# What is needed
Type every record exactly as it appears.
+===+
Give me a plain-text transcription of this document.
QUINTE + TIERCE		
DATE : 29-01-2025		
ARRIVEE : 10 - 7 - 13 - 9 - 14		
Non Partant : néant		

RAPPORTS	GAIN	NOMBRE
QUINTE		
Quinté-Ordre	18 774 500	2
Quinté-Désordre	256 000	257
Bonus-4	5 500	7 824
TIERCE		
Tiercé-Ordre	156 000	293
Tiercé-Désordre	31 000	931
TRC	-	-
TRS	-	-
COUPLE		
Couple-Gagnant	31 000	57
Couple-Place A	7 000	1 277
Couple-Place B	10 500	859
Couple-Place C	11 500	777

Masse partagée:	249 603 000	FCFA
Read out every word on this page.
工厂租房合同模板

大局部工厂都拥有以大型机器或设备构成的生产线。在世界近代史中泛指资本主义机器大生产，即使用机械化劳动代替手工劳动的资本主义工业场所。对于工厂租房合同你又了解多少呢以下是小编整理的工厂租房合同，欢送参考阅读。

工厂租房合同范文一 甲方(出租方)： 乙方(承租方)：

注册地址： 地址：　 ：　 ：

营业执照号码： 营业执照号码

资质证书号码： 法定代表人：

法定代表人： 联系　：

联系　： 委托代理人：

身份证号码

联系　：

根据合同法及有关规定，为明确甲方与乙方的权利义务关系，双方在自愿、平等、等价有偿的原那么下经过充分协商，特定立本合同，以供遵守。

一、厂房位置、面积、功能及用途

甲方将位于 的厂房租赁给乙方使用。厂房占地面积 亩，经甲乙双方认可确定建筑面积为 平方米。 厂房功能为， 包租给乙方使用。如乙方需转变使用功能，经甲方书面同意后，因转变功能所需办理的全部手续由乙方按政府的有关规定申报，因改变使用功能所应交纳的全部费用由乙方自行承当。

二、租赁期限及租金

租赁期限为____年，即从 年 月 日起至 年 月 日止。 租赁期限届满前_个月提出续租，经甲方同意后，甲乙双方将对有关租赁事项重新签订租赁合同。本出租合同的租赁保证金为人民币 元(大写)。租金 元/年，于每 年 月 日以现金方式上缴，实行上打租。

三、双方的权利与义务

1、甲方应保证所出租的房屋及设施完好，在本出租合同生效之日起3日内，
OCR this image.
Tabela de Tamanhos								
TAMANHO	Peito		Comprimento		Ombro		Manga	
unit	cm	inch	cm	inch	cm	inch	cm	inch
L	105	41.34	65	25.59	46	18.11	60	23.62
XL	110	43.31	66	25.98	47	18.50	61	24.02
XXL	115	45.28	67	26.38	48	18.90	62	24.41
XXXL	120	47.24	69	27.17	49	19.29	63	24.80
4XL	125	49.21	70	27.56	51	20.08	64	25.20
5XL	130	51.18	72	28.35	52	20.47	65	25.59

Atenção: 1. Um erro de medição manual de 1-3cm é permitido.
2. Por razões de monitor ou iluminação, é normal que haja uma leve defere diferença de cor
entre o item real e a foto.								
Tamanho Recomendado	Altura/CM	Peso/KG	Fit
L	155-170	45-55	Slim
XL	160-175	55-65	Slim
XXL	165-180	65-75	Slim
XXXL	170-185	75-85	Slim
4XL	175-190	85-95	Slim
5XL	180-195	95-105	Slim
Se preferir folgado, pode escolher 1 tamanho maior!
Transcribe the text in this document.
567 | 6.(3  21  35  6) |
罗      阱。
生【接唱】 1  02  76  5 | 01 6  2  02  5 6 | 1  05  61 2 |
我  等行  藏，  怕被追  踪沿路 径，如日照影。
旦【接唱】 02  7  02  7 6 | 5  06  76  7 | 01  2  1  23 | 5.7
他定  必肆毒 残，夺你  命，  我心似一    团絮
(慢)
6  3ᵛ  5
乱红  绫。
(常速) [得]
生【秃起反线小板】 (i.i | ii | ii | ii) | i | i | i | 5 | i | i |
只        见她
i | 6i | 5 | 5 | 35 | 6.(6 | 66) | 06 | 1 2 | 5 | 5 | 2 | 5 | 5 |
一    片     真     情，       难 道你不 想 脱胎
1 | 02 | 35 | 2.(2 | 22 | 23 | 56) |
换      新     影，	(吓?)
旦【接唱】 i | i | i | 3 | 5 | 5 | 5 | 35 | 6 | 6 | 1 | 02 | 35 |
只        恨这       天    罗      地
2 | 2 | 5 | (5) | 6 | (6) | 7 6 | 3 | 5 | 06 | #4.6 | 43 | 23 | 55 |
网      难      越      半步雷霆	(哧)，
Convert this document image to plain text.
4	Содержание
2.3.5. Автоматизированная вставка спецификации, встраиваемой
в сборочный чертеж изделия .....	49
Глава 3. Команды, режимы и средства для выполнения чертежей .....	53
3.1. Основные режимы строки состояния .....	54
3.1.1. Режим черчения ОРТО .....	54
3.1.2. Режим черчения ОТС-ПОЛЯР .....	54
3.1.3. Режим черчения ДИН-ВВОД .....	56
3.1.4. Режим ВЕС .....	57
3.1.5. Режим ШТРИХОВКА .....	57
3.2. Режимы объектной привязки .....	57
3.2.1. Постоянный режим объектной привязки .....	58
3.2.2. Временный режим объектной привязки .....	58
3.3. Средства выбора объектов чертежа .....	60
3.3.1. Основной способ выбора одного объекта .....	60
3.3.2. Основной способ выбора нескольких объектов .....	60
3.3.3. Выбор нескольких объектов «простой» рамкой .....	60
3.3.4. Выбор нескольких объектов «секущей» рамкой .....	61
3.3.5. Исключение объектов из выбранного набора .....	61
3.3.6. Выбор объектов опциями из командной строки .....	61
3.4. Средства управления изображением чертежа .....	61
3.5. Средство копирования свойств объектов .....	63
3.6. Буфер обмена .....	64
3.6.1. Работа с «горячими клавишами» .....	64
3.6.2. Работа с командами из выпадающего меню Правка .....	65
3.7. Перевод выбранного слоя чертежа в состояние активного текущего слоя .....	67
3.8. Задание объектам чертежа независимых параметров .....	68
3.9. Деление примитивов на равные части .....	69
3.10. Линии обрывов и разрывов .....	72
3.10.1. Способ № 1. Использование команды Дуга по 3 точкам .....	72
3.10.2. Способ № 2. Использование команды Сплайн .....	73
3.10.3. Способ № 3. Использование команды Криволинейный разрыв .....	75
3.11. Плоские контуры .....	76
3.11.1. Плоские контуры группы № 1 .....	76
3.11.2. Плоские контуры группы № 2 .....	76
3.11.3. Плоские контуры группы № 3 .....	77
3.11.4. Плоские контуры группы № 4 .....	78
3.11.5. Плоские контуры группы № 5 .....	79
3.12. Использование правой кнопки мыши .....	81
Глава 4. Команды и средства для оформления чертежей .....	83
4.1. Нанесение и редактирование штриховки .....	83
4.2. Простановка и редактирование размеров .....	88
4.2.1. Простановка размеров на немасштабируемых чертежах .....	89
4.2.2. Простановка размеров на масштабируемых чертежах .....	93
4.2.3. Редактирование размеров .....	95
+===+
# Solution to this task
Give me a plain-text transcription of this document.
QUINTE + TIERCE		
DATE : 29-01-2025		
ARRIVEE : 10 - 7 - 13 - 9 - 14		
Non Partant : néant		

RAPPORTS	GAIN	NOMBRE
QUINTE		
Quinté-Ordre	18 774 500	2
Quinté-Désordre	256 000	257
Bonus-4	5 500	7 824
TIERCE		
Tiercé-Ordre	156 000	293
Tiercé-Désordre	31 000	931
TRC	-	-
TRS	-	-
COUPLE		
Couple-Gagnant	31 000	57
Couple-Place A	7 000	1 277
Couple-Place B	10 500	859
Couple-Place C	11 500	777

Masse partagée:	249 603 000	FCFA
Read out every word on this page.
工厂租房合同模板

大局部工厂都拥有以大型机器或设备构成的生产线。在世界近代史中泛指资本主义机器大生产，即使用机械化劳动代替手工劳动的资本主义工业场所。对于工厂租房合同你又了解多少呢以下是小编整理的工厂租房合同，欢送参考阅读。

工厂租房合同范文一 甲方(出租方)： 乙方(承租方)：

注册地址： 地址：　 ：　 ：

营业执照号码： 营业执照号码

资质证书号码： 法定代表人：

法定代表人： 联系　：

联系　： 委托代理人：

身份证号码

联系　：

根据合同法及有关规定，为明确甲方与乙方的权利义务关系，双方在自愿、平等、等价有偿的原那么下经过充分协商，特定立本合同，以供遵守。

一、厂房位置、面积、功能及用途

甲方将位于 的厂房租赁给乙方使用。厂房占地面积 亩，经甲乙双方认可确定建筑面积为 平方米。 厂房功能为， 包租给乙方使用。如乙方需转变使用功能，经甲方书面同意后，因转变功能所需办理的全部手续由乙方按政府的有关规定申报，因改变使用功能所应交纳的全部费用由乙方自行承当。

二、租赁期限及租金

租赁期限为____年，即从 年 月 日起至 年 月 日止。 租赁期限届满前_个月提出续租，经甲方同意后，甲乙双方将对有关租赁事项重新签订租赁合同。本出租合同的租赁保证金为人民币 元(大写)。租金 元/年，于每 年 月 日以现金方式上缴，实行上打租。

三、双方的权利与义务

1、甲方应保证所出租的房屋及设施完好，在本出租合同生效之日起3日内，
OCR this image.
Tabela de Tamanhos								
TAMANHO	Peito		Comprimento		Ombro		Manga	
unit	cm	inch	cm	inch	cm	inch	cm	inch
L	105	41.34	65	25.59	46	18.11	60	23.62
XL	110	43.31	66	25.98	47	18.50	61	24.02
XXL	115	45.28	67	26.38	48	18.90	62	24.41
XXXL	120	47.24	69	27.17	49	19.29	63	24.80
4XL	125	49.21	70	27.56	51	20.08	64	25.20
5XL	130	51.18	72	28.35	52	20.47	65	25.59

Atenção: 1. Um erro de medição manual de 1-3cm é permitido.
2. Por razões de monitor ou iluminação, é normal que haja uma leve defere diferença de cor
entre o item real e a foto.								
Tamanho Recomendado	Altura/CM	Peso/KG	Fit
L	155-170	45-55	Slim
XL	160-175	55-65	Slim
XXL	165-180	65-75	Slim
XXXL	170-185	75-85	Slim
4XL	175-190	85-95	Slim
5XL	180-195	95-105	Slim
Se preferir folgado, pode escolher 1 tamanho maior!
Transcribe the text in this document.
567 | 6.(3  21  35  6) |
罗      阱。
生【接唱】 1  02  76  5 | 01 6  2  02  5 6 | 1  05  61 2 |
我  等行  藏，  怕被追  踪沿路 径，如日照影。
旦【接唱】 02  7  02  7 6 | 5  06  76  7 | 01  2  1  23 | 5.7
他定  必肆毒 残，夺你  命，  我心似一    团絮
(慢)
6  3ᵛ  5
乱红  绫。
(常速) [得]
生【秃起反线小板】 (i.i | ii | ii | ii) | i | i | i | 5 | i | i |
只        见她
i | 6i | 5 | 5 | 35 | 6.(6 | 66) | 06 | 1 2 | 5 | 5 | 2 | 5 | 5 |
一    片     真     情，       难 道你不 想 脱胎
1 | 02 | 35 | 2.(2 | 22 | 23 | 56) |
换      新     影，	(吓?)
旦【接唱】 i | i | i | 3 | 5 | 5 | 5 | 35 | 6 | 6 | 1 | 02 | 35 |
只        恨这       天    罗      地
2 | 2 | 5 | (5) | 6 | (6) | 7 6 | 3 | 5 | 06 | #4.6 | 43 | 23 | 55 |
网      难      越      半步雷霆	(哧)，
Convert this document image to plain text.
4	Содержание
2.3.5. Автоматизированная вставка спецификации, встраиваемой
в сборочный чертеж изделия .....	49
Глава 3. Команды, режимы и средства для выполнения чертежей .....	53
3.1. Основные режимы строки состояния .....	54
3.1.1. Режим черчения ОРТО .....	54
3.1.2. Режим черчения ОТС-ПОЛЯР .....	54
3.1.3. Режим черчения ДИН-ВВОД .....	56
3.1.4. Режим ВЕС .....	57
3.1.5. Режим ШТРИХОВКА .....	57
3.2. Режимы объектной привязки .....	57
3.2.1. Постоянный режим объектной привязки .....	58
3.2.2. Временный режим объектной привязки .....	58
3.3. Средства выбора объектов чертежа .....	60
3.3.1. Основной способ выбора одного объекта .....	60
3.3.2. Основной способ выбора нескольких объектов .....	60
3.3.3. Выбор нескольких объектов «простой» рамкой .....	60
3.3.4. Выбор нескольких объектов «секущей» рамкой .....	61
3.3.5. Исключение объектов из выбранного набора .....	61
3.3.6. Выбор объектов опциями из командной строки .....	61
3.4. Средства управления изображением чертежа .....	61
3.5. Средство копирования свойств объектов .....	63
3.6. Буфер обмена .....	64
3.6.1. Работа с «горячими клавишами» .....	64
3.6.2. Работа с командами из выпадающего меню Правка .....	65
3.7. Перевод выбранного слоя чертежа в состояние активного текущего слоя .....	67
3.8. Задание объектам чертежа независимых параметров .....	68
3.9. Деление примитивов на равные части .....	69
3.10. Линии обрывов и разрывов .....	72
3.10.1. Способ № 1. Использование команды Дуга по 3 точкам .....	72
3.10.2. Способ № 2. Использование команды Сплайн .....	73
3.10.3. Способ № 3. Использование команды Криволинейный разрыв .....	75
3.11. Плоские контуры .....	76
3.11.1. Плоские контуры группы № 1 .....	76
3.11.2. Плоские контуры группы № 2 .....	76
3.11.3. Плоские контуры группы № 3 .....	77
3.11.4. Плоские контуры группы № 4 .....	78
3.11.5. Плоские контуры группы № 5 .....	79
3.12. Использование правой кнопки мыши .....	81
Глава 4. Команды и средства для оформления чертежей .....	83
4.1. Нанесение и редактирование штриховки .....	83
4.2. Простановка и редактирование размеров .....	88
4.2.1. Простановка размеров на немасштабируемых чертежах .....	89
4.2.2. Простановка размеров на масштабируемых чертежах .....	93
4.2.3. Редактирование размеров .....	95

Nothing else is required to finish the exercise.